### Raw records
-.-.-
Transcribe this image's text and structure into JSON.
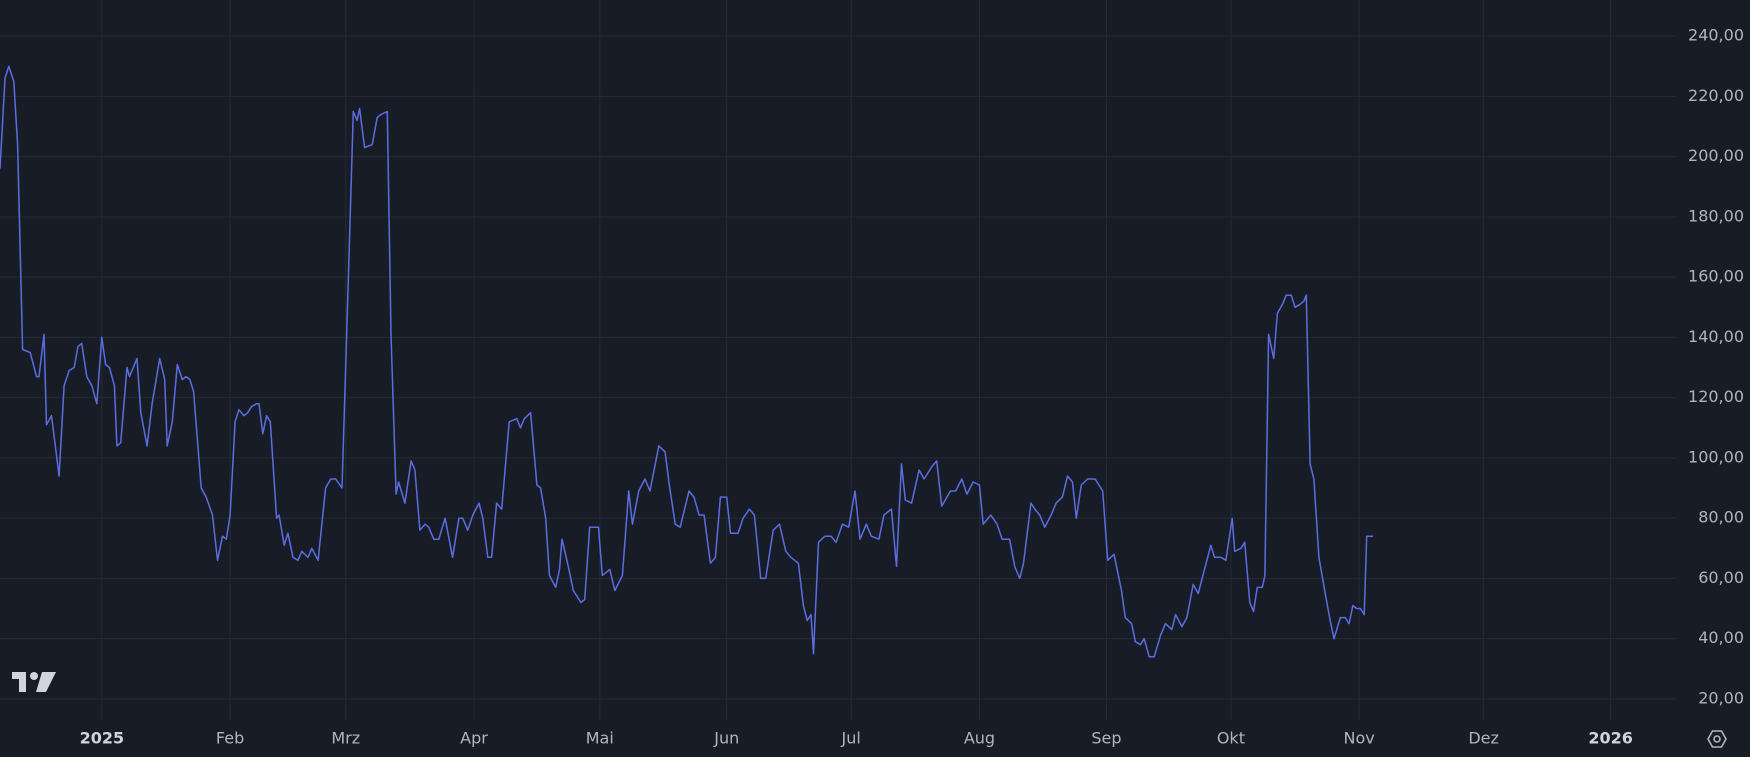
{
  "chart_data": {
    "type": "line",
    "x": [
      -0.81,
      -0.77,
      -0.74,
      -0.7,
      -0.67,
      -0.63,
      -0.57,
      -0.52,
      -0.5,
      -0.46,
      -0.44,
      -0.4,
      -0.34,
      -0.3,
      -0.26,
      -0.22,
      -0.19,
      -0.16,
      -0.12,
      -0.08,
      -0.04,
      0,
      0.03,
      0.06,
      0.1,
      0.12,
      0.15,
      0.2,
      0.22,
      0.28,
      0.31,
      0.36,
      0.4,
      0.46,
      0.5,
      0.52,
      0.56,
      0.6,
      0.64,
      0.67,
      0.7,
      0.73,
      0.79,
      0.83,
      0.88,
      0.92,
      0.96,
      0.99,
      1.02,
      1.06,
      1.09,
      1.13,
      1.16,
      1.19,
      1.23,
      1.25,
      1.28,
      1.31,
      1.34,
      1.39,
      1.41,
      1.45,
      1.48,
      1.52,
      1.56,
      1.59,
      1.64,
      1.67,
      1.72,
      1.78,
      1.82,
      1.86,
      1.91,
      1.96,
      2.0,
      2.03,
      2.05,
      2.09,
      2.15,
      2.19,
      2.22,
      2.27,
      2.3,
      2.34,
      2.36,
      2.41,
      2.46,
      2.49,
      2.53,
      2.57,
      2.6,
      2.64,
      2.68,
      2.73,
      2.79,
      2.84,
      2.87,
      2.91,
      2.95,
      3.0,
      3.03,
      3.07,
      3.1,
      3.14,
      3.18,
      3.24,
      3.3,
      3.33,
      3.36,
      3.41,
      3.46,
      3.49,
      3.53,
      3.56,
      3.61,
      3.64,
      3.66,
      3.71,
      3.75,
      3.81,
      3.84,
      3.88,
      3.95,
      3.98,
      4.04,
      4.08,
      4.14,
      4.19,
      4.22,
      4.27,
      4.32,
      4.36,
      4.43,
      4.48,
      4.51,
      4.56,
      4.6,
      4.67,
      4.71,
      4.75,
      4.79,
      4.84,
      4.88,
      4.92,
      4.97,
      5.0,
      5.06,
      5.1,
      5.15,
      5.19,
      5.24,
      5.28,
      5.34,
      5.39,
      5.44,
      5.48,
      5.54,
      5.58,
      5.61,
      5.64,
      5.66,
      5.7,
      5.75,
      5.8,
      5.84,
      5.89,
      5.94,
      5.99,
      6.03,
      6.08,
      6.12,
      6.18,
      6.22,
      6.28,
      6.32,
      6.36,
      6.39,
      6.44,
      6.5,
      6.54,
      6.6,
      6.64,
      6.68,
      6.75,
      6.79,
      6.84,
      6.88,
      6.93,
      6.98,
      7.01,
      7.07,
      7.12,
      7.16,
      7.22,
      7.26,
      7.3,
      7.33,
      7.39,
      7.42,
      7.46,
      7.5,
      7.55,
      7.59,
      7.64,
      7.68,
      7.72,
      7.75,
      7.79,
      7.84,
      7.9,
      7.96,
      8.0,
      8.05,
      8.11,
      8.14,
      8.19,
      8.22,
      8.26,
      8.29,
      8.33,
      8.37,
      8.42,
      8.46,
      8.51,
      8.54,
      8.59,
      8.63,
      8.68,
      8.72,
      8.77,
      8.82,
      8.85,
      8.9,
      8.94,
      8.99,
      9.01,
      9.06,
      9.09,
      9.13,
      9.16,
      9.19,
      9.23,
      9.25,
      9.28,
      9.32,
      9.35,
      9.39,
      9.42,
      9.46,
      9.49,
      9.53,
      9.56,
      9.58,
      9.61,
      9.64,
      9.68,
      9.73,
      9.77,
      9.8,
      9.85,
      9.89,
      9.92,
      9.95,
      9.98,
      10.01,
      10.04,
      10.06,
      10.11
    ],
    "values": [
      196,
      226,
      230,
      225,
      204,
      136,
      135,
      127,
      127,
      141,
      111,
      114,
      94,
      124,
      129,
      130,
      137,
      138,
      127,
      124,
      118,
      140,
      131,
      130,
      124,
      104,
      105,
      130,
      127,
      133,
      115,
      104,
      118,
      133,
      126,
      104,
      112,
      131,
      126,
      127,
      126,
      122,
      90,
      87,
      81,
      66,
      74,
      73,
      81,
      112,
      116,
      114,
      115,
      117,
      118,
      118,
      108,
      114,
      112,
      80,
      81,
      71,
      75,
      67,
      66,
      69,
      67,
      70,
      66,
      90,
      93,
      93,
      90,
      159,
      215,
      212,
      216,
      203,
      204,
      213,
      214,
      215,
      141,
      88,
      92,
      85,
      99,
      96,
      76,
      78,
      77,
      73,
      73,
      80,
      67,
      80,
      80,
      76,
      81,
      85,
      80,
      67,
      67,
      85,
      83,
      112,
      113,
      110,
      113,
      115,
      91,
      90,
      80,
      61,
      57,
      63,
      73,
      64,
      56,
      52,
      53,
      77,
      77,
      61,
      63,
      56,
      61,
      89,
      78,
      89,
      93,
      89,
      104,
      102,
      92,
      78,
      77,
      89,
      87,
      81,
      81,
      65,
      67,
      87,
      87,
      75,
      75,
      80,
      83,
      81,
      60,
      60,
      76,
      78,
      69,
      67,
      65,
      51,
      46,
      48,
      35,
      72,
      74,
      74,
      72,
      78,
      77,
      89,
      73,
      78,
      74,
      73,
      81,
      83,
      64,
      98,
      86,
      85,
      96,
      93,
      97,
      99,
      84,
      89,
      89,
      93,
      88,
      92,
      91,
      78,
      81,
      78,
      73,
      73,
      64,
      60,
      65,
      85,
      83,
      81,
      77,
      81,
      85,
      87,
      94,
      92,
      80,
      91,
      93,
      93,
      89,
      66,
      68,
      56,
      47,
      45,
      39,
      38,
      40,
      34,
      34,
      41,
      45,
      43,
      48,
      44,
      47,
      58,
      55,
      63,
      71,
      67,
      67,
      66,
      80,
      69,
      70,
      72,
      52,
      49,
      57,
      57,
      61,
      141,
      133,
      148,
      151,
      154,
      154,
      150,
      151,
      152,
      154,
      98,
      93,
      67,
      55,
      46,
      40,
      47,
      47,
      45,
      51,
      50,
      50,
      48,
      74,
      74
    ],
    "color": "#5b6ee1",
    "xlim": [
      -0.81,
      12.52
    ],
    "xticks": [
      {
        "value": 0,
        "label": "2025"
      },
      {
        "value": 1.02,
        "label": "Feb"
      },
      {
        "value": 1.94,
        "label": "Mrz"
      },
      {
        "value": 2.96,
        "label": "Apr"
      },
      {
        "value": 3.96,
        "label": "Mai"
      },
      {
        "value": 4.97,
        "label": "Jun"
      },
      {
        "value": 5.96,
        "label": "Jul"
      },
      {
        "value": 6.98,
        "label": "Aug"
      },
      {
        "value": 7.99,
        "label": "Sep"
      },
      {
        "value": 8.98,
        "label": "Okt"
      },
      {
        "value": 10,
        "label": "Nov"
      },
      {
        "value": 10.99,
        "label": "Dez"
      },
      {
        "value": 12,
        "label": "2026"
      }
    ],
    "ylim": [
      13,
      252
    ],
    "yticks": [
      {
        "value": 20,
        "label": "20,00"
      },
      {
        "value": 40,
        "label": "40,00"
      },
      {
        "value": 60,
        "label": "60,00"
      },
      {
        "value": 80,
        "label": "80,00"
      },
      {
        "value": 100,
        "label": "100,00"
      },
      {
        "value": 120,
        "label": "120,00"
      },
      {
        "value": 140,
        "label": "140,00"
      },
      {
        "value": 160,
        "label": "160,00"
      },
      {
        "value": 180,
        "label": "180,00"
      },
      {
        "value": 200,
        "label": "200,00"
      },
      {
        "value": 220,
        "label": "220,00"
      },
      {
        "value": 240,
        "label": "240,00"
      }
    ],
    "grid": true
  }
}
-.-.-
### Problem to work on
In your copy, repeat each record exactly and include no pictures.

### Reply
Transcribe this image's text and structure into JSON.
{
  "chart_data": {
    "type": "line",
    "x": [
      -0.81,
      -0.77,
      -0.74,
      -0.7,
      -0.67,
      -0.63,
      -0.57,
      -0.52,
      -0.5,
      -0.46,
      -0.44,
      -0.4,
      -0.34,
      -0.3,
      -0.26,
      -0.22,
      -0.19,
      -0.16,
      -0.12,
      -0.08,
      -0.04,
      0,
      0.03,
      0.06,
      0.1,
      0.12,
      0.15,
      0.2,
      0.22,
      0.28,
      0.31,
      0.36,
      0.4,
      0.46,
      0.5,
      0.52,
      0.56,
      0.6,
      0.64,
      0.67,
      0.7,
      0.73,
      0.79,
      0.83,
      0.88,
      0.92,
      0.96,
      0.99,
      1.02,
      1.06,
      1.09,
      1.13,
      1.16,
      1.19,
      1.23,
      1.25,
      1.28,
      1.31,
      1.34,
      1.39,
      1.41,
      1.45,
      1.48,
      1.52,
      1.56,
      1.59,
      1.64,
      1.67,
      1.72,
      1.78,
      1.82,
      1.86,
      1.91,
      1.96,
      2.0,
      2.03,
      2.05,
      2.09,
      2.15,
      2.19,
      2.22,
      2.27,
      2.3,
      2.34,
      2.36,
      2.41,
      2.46,
      2.49,
      2.53,
      2.57,
      2.6,
      2.64,
      2.68,
      2.73,
      2.79,
      2.84,
      2.87,
      2.91,
      2.95,
      3.0,
      3.03,
      3.07,
      3.1,
      3.14,
      3.18,
      3.24,
      3.3,
      3.33,
      3.36,
      3.41,
      3.46,
      3.49,
      3.53,
      3.56,
      3.61,
      3.64,
      3.66,
      3.71,
      3.75,
      3.81,
      3.84,
      3.88,
      3.95,
      3.98,
      4.04,
      4.08,
      4.14,
      4.19,
      4.22,
      4.27,
      4.32,
      4.36,
      4.43,
      4.48,
      4.51,
      4.56,
      4.6,
      4.67,
      4.71,
      4.75,
      4.79,
      4.84,
      4.88,
      4.92,
      4.97,
      5.0,
      5.06,
      5.1,
      5.15,
      5.19,
      5.24,
      5.28,
      5.34,
      5.39,
      5.44,
      5.48,
      5.54,
      5.58,
      5.61,
      5.64,
      5.66,
      5.7,
      5.75,
      5.8,
      5.84,
      5.89,
      5.94,
      5.99,
      6.03,
      6.08,
      6.12,
      6.18,
      6.22,
      6.28,
      6.32,
      6.36,
      6.39,
      6.44,
      6.5,
      6.54,
      6.6,
      6.64,
      6.68,
      6.75,
      6.79,
      6.84,
      6.88,
      6.93,
      6.98,
      7.01,
      7.07,
      7.12,
      7.16,
      7.22,
      7.26,
      7.3,
      7.33,
      7.39,
      7.42,
      7.46,
      7.5,
      7.55,
      7.59,
      7.64,
      7.68,
      7.72,
      7.75,
      7.79,
      7.84,
      7.9,
      7.96,
      8.0,
      8.05,
      8.11,
      8.14,
      8.19,
      8.22,
      8.26,
      8.29,
      8.33,
      8.37,
      8.42,
      8.46,
      8.51,
      8.54,
      8.59,
      8.63,
      8.68,
      8.72,
      8.77,
      8.82,
      8.85,
      8.9,
      8.94,
      8.99,
      9.01,
      9.06,
      9.09,
      9.13,
      9.16,
      9.19,
      9.23,
      9.25,
      9.28,
      9.32,
      9.35,
      9.39,
      9.42,
      9.46,
      9.49,
      9.53,
      9.56,
      9.58,
      9.61,
      9.64,
      9.68,
      9.73,
      9.77,
      9.8,
      9.85,
      9.89,
      9.92,
      9.95,
      9.98,
      10.01,
      10.04,
      10.06,
      10.11
    ],
    "values": [
      196,
      226,
      230,
      225,
      204,
      136,
      135,
      127,
      127,
      141,
      111,
      114,
      94,
      124,
      129,
      130,
      137,
      138,
      127,
      124,
      118,
      140,
      131,
      130,
      124,
      104,
      105,
      130,
      127,
      133,
      115,
      104,
      118,
      133,
      126,
      104,
      112,
      131,
      126,
      127,
      126,
      122,
      90,
      87,
      81,
      66,
      74,
      73,
      81,
      112,
      116,
      114,
      115,
      117,
      118,
      118,
      108,
      114,
      112,
      80,
      81,
      71,
      75,
      67,
      66,
      69,
      67,
      70,
      66,
      90,
      93,
      93,
      90,
      159,
      215,
      212,
      216,
      203,
      204,
      213,
      214,
      215,
      141,
      88,
      92,
      85,
      99,
      96,
      76,
      78,
      77,
      73,
      73,
      80,
      67,
      80,
      80,
      76,
      81,
      85,
      80,
      67,
      67,
      85,
      83,
      112,
      113,
      110,
      113,
      115,
      91,
      90,
      80,
      61,
      57,
      63,
      73,
      64,
      56,
      52,
      53,
      77,
      77,
      61,
      63,
      56,
      61,
      89,
      78,
      89,
      93,
      89,
      104,
      102,
      92,
      78,
      77,
      89,
      87,
      81,
      81,
      65,
      67,
      87,
      87,
      75,
      75,
      80,
      83,
      81,
      60,
      60,
      76,
      78,
      69,
      67,
      65,
      51,
      46,
      48,
      35,
      72,
      74,
      74,
      72,
      78,
      77,
      89,
      73,
      78,
      74,
      73,
      81,
      83,
      64,
      98,
      86,
      85,
      96,
      93,
      97,
      99,
      84,
      89,
      89,
      93,
      88,
      92,
      91,
      78,
      81,
      78,
      73,
      73,
      64,
      60,
      65,
      85,
      83,
      81,
      77,
      81,
      85,
      87,
      94,
      92,
      80,
      91,
      93,
      93,
      89,
      66,
      68,
      56,
      47,
      45,
      39,
      38,
      40,
      34,
      34,
      41,
      45,
      43,
      48,
      44,
      47,
      58,
      55,
      63,
      71,
      67,
      67,
      66,
      80,
      69,
      70,
      72,
      52,
      49,
      57,
      57,
      61,
      141,
      133,
      148,
      151,
      154,
      154,
      150,
      151,
      152,
      154,
      98,
      93,
      67,
      55,
      46,
      40,
      47,
      47,
      45,
      51,
      50,
      50,
      48,
      74,
      74
    ],
    "color": "#5b6ee1",
    "xlim": [
      -0.81,
      12.52
    ],
    "xticks": [
      {
        "value": 0,
        "label": "2025"
      },
      {
        "value": 1.02,
        "label": "Feb"
      },
      {
        "value": 1.94,
        "label": "Mrz"
      },
      {
        "value": 2.96,
        "label": "Apr"
      },
      {
        "value": 3.96,
        "label": "Mai"
      },
      {
        "value": 4.97,
        "label": "Jun"
      },
      {
        "value": 5.96,
        "label": "Jul"
      },
      {
        "value": 6.98,
        "label": "Aug"
      },
      {
        "value": 7.99,
        "label": "Sep"
      },
      {
        "value": 8.98,
        "label": "Okt"
      },
      {
        "value": 10,
        "label": "Nov"
      },
      {
        "value": 10.99,
        "label": "Dez"
      },
      {
        "value": 12,
        "label": "2026"
      }
    ],
    "ylim": [
      13,
      252
    ],
    "yticks": [
      {
        "value": 20,
        "label": "20,00"
      },
      {
        "value": 40,
        "label": "40,00"
      },
      {
        "value": 60,
        "label": "60,00"
      },
      {
        "value": 80,
        "label": "80,00"
      },
      {
        "value": 100,
        "label": "100,00"
      },
      {
        "value": 120,
        "label": "120,00"
      },
      {
        "value": 140,
        "label": "140,00"
      },
      {
        "value": 160,
        "label": "160,00"
      },
      {
        "value": 180,
        "label": "180,00"
      },
      {
        "value": 200,
        "label": "200,00"
      },
      {
        "value": 220,
        "label": "220,00"
      },
      {
        "value": 240,
        "label": "240,00"
      }
    ],
    "grid": true
  }
}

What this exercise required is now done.